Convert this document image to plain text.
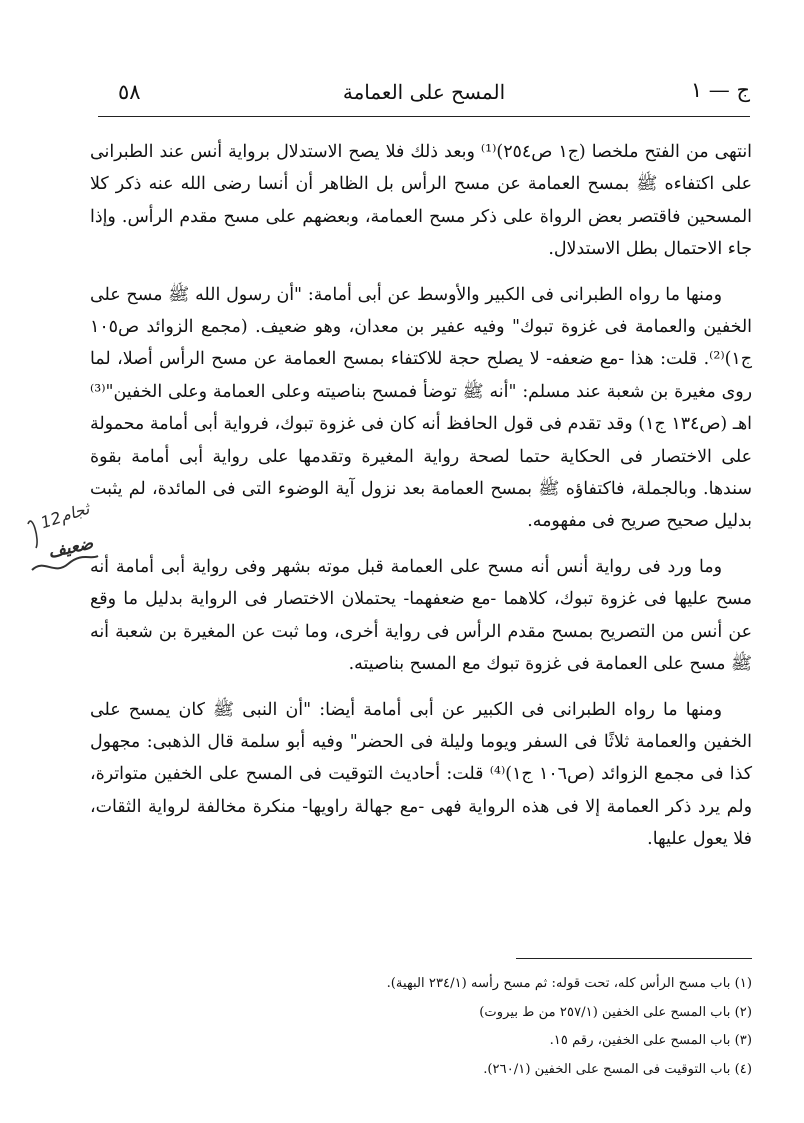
ج — ١
المسح على العمامة
٥٨

انتهى من الفتح ملخصا (ج١ ص٢٥٤)⁽¹⁾ وبعد ذلك فلا يصح الاستدلال برواية أنس عند الطبرانى على اكتفاءه ﷺ بمسح العمامة عن مسح الرأس بل الظاهر أن أنسا رضى الله عنه ذكر كلا المسحين فاقتصر بعض الرواة على ذكر مسح العمامة، وبعضهم على مسح مقدم الرأس. وإذا جاء الاحتمال بطل الاستدلال.

ومنها ما رواه الطبرانى فى الكبير والأوسط عن أبى أمامة: "أن رسول الله ﷺ مسح على الخفين والعمامة فى غزوة تبوك" وفيه عفير بن معدان، وهو ضعيف. (مجمع الزوائد ص١٠٥ ج١)⁽²⁾. قلت: هذا -مع ضعفه- لا يصلح حجة للاكتفاء بمسح العمامة عن مسح الرأس أصلا، لما روى مغيرة بن شعبة عند مسلم: "أنه ﷺ توضأ فمسح بناصيته وعلى العمامة وعلى الخفين"⁽³⁾ اهـ (ص١٣٤ ج١) وقد تقدم فى قول الحافظ أنه كان فى غزوة تبوك، فرواية أبى أمامة محمولة على الاختصار فى الحكاية حتما لصحة رواية المغيرة وتقدمها على رواية أبى أمامة بقوة سندها. وبالجملة، فاكتفاؤه ﷺ بمسح العمامة بعد نزول آية الوضوء التى فى المائدة، لم يثبت بدليل صحيح صريح فى مفهومه.

وما ورد فى رواية أنس أنه مسح على العمامة قبل موته بشهر وفى رواية أبى أمامة أنه مسح عليها فى غزوة تبوك، كلاهما -مع ضعفهما- يحتملان الاختصار فى الرواية بدليل ما وقع عن أنس من التصريح بمسح مقدم الرأس فى رواية أخرى، وما ثبت عن المغيرة بن شعبة أنه ﷺ مسح على العمامة فى غزوة تبوك مع المسح بناصيته.

ومنها ما رواه الطبرانى فى الكبير عن أبى أمامة أيضا: "أن النبى ﷺ كان يمسح على الخفين والعمامة ثلاثًا فى السفر ويوما وليلة فى الحضر" وفيه أبو سلمة قال الذهبى: مجهول كذا فى مجمع الزوائد (ص١٠٦ ج١)⁽⁴⁾ قلت: أحاديث التوقيت فى المسح على الخفين متواترة، ولم يرد ذكر العمامة إلا فى هذه الرواية فهى -مع جهالة راويها- منكرة مخالفة لرواية الثقات، فلا يعول عليها.

(١) باب مسح الرأس كله، تحت قوله: ثم مسح رأسه (٢٣٤/١ البهية).
(٢) باب المسح على الخفين (٢٥٧/١ من ط بيروت)
(٣) باب المسح على الخفين، رقم ١٥.
(٤) باب التوقيت فى المسح على الخفين (٢٦٠/١).
12ثجام
ضعیف
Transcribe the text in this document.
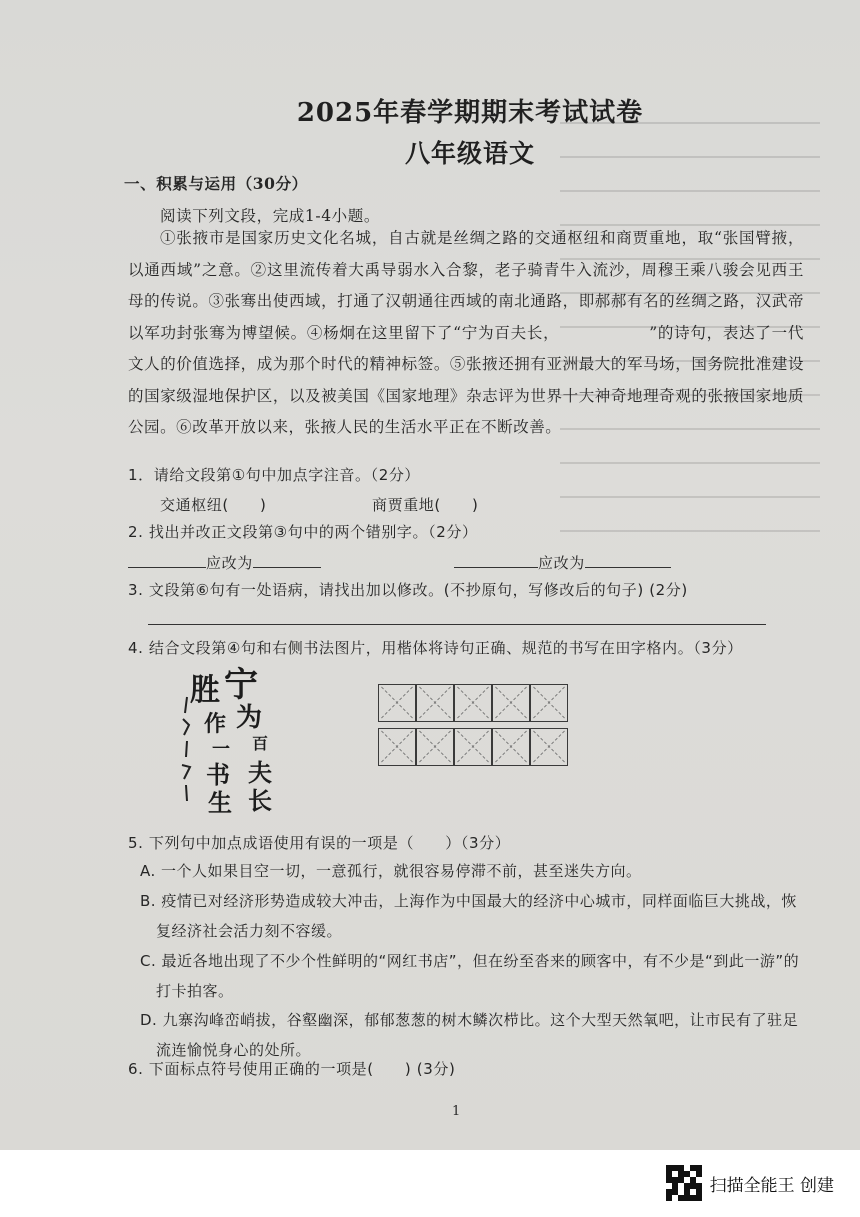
2025年春学期期末考试试卷
八年级语文
一、积累与运用（30分）
阅读下列文段，完成1-4小题。
①张掖市是国家历史文化名城，自古就是丝绸之路的交通枢纽和商贾重地，取“张国臂掖，以通西域”之意。②这里流传着大禹导弱水入合黎，老子骑青牛入流沙，周穆王乘八骏会见西王母的传说。③张骞出使西域，打通了汉朝通往西域的南北通路，即郝郝有名的丝绸之路，汉武帝以军功封张骞为博望候。④杨炯在这里留下了“宁为百夫长，　　　　　　”的诗句，表达了一代文人的价值选择，成为那个时代的精神标签。⑤张掖还拥有亚洲最大的军马场，国务院批准建设的国家级湿地保护区，以及被美国《国家地理》杂志评为世界十大神奇地理奇观的张掖国家地质公园。⑥改革开放以来，张掖人民的生活水平正在不断改善。
1．请给文段第①句中加点字注音。（2分）
交通枢纽(　　)	商贾重地(　　)
2. 找出并改正文段第③句中的两个错别字。（2分）
应改为	应改为
3. 文段第⑥句有一处语病，请找出加以修改。(不抄原句，写修改后的句子) (2分)
4. 结合文段第④句和右侧书法图片，用楷体将诗句正确、规范的书写在田字格内。（3分）
宁
为
百
夫
长
胜
作
一
书
生
5. 下列句中加点成语使用有误的一项是（　　）（3分）
A. 一个人如果目空一切，一意孤行，就很容易停滞不前，甚至迷失方向。
B. 疫情已对经济形势造成较大冲击，上海作为中国最大的经济中心城市，同样面临巨大挑战，恢复经济社会活力刻不容缓。
C. 最近各地出现了不少个性鲜明的“网红书店”，但在纷至沓来的顾客中，有不少是“到此一游”的打卡拍客。
D. 九寨沟峰峦峭拔，谷壑幽深，郁郁葱葱的树木鳞次栉比。这个大型天然氧吧，让市民有了驻足流连愉悦身心的处所。
6. 下面标点符号使用正确的一项是(　　) (3分)
1
扫描全能王 创建
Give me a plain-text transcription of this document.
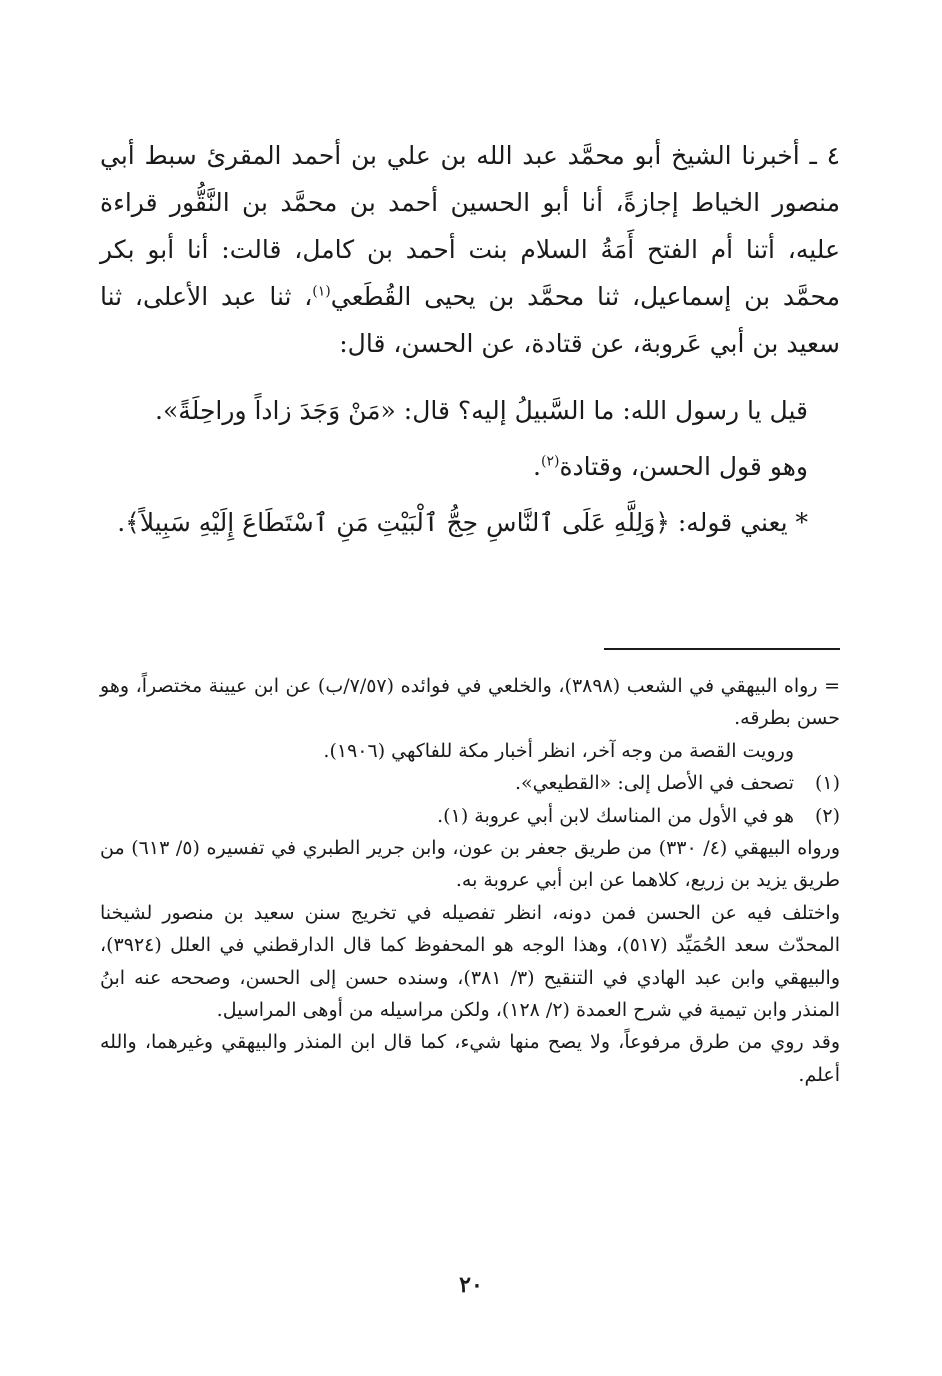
٤ ـ أخبرنا الشيخ أبو محمَّد عبد الله بن علي بن أحمد المقرئ سبط أبي منصور الخياط إجازةً، أنا أبو الحسين أحمد بن محمَّد بن النَّقُّور قراءة عليه، أتنا أم الفتح أَمَةُ السلام بنت أحمد بن كامل، قالت: أنا أبو بكر محمَّد بن إسماعيل، ثنا محمَّد بن يحيى القُطَعي$^{(١)}$، ثنا عبد الأعلى، ثنا سعيد بن أبي عَروبة، عن قتادة، عن الحسن، قال:

قيل يا رسول الله: ما السَّبيلُ إليه؟ قال: «مَنْ وَجَدَ زاداً وراحِلَةً».

وهو قول الحسن، وقتادة$^{(٢)}$.

* يعني قوله: ﴿وَلِلَّهِ عَلَى ٱلنَّاسِ حِجُّ ٱلْبَيْتِ مَنِ ٱسْتَطَاعَ إِلَيْهِ سَبِيلاً﴾.

= رواه البيهقي في الشعب (٣٨٩٨)، والخلعي في فوائده (٧/٥٧/ب) عن ابن عيينة مختصراً، وهو حسن بطرقه.

ورويت القصة من وجه آخر، انظر أخبار مكة للفاكهي (١٩٠٦).

(١)
تصحف في الأصل إلى: «القطيعي».
(٢)
هو في الأول من المناسك لابن أبي عروبة (١).

ورواه البيهقي (٤/ ٣٣٠) من طريق جعفر بن عون، وابن جرير الطبري في تفسيره (٥/ ٦١٣) من طريق يزيد بن زريع، كلاهما عن ابن أبي عروبة به.

واختلف فيه عن الحسن فمن دونه، انظر تفصيله في تخريج سنن سعيد بن منصور لشيخنا المحدّث سعد الحُمَيِّد (٥١٧)، وهذا الوجه هو المحفوظ كما قال الدارقطني في العلل (٣٩٢٤)، والبيهقي وابن عبد الهادي في التنقيح (٣/ ٣٨١)، وسنده حسن إلى الحسن، وصححه عنه ابنُ المنذر وابن تيمية في شرح العمدة (٢/ ١٢٨)، ولكن مراسيله من أوهى المراسيل.

وقد روي من طرق مرفوعاً، ولا يصح منها شيء، كما قال ابن المنذر والبيهقي وغيرهما، والله أعلم.

٢٠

+ + + + +

- Exercise directions
Which lines in the listing above hold the word "this"? Show each of them.

- Solution
Convert this document image to plain text.
Transcribe the text in this document.
Give me a plain-text transcription of this document.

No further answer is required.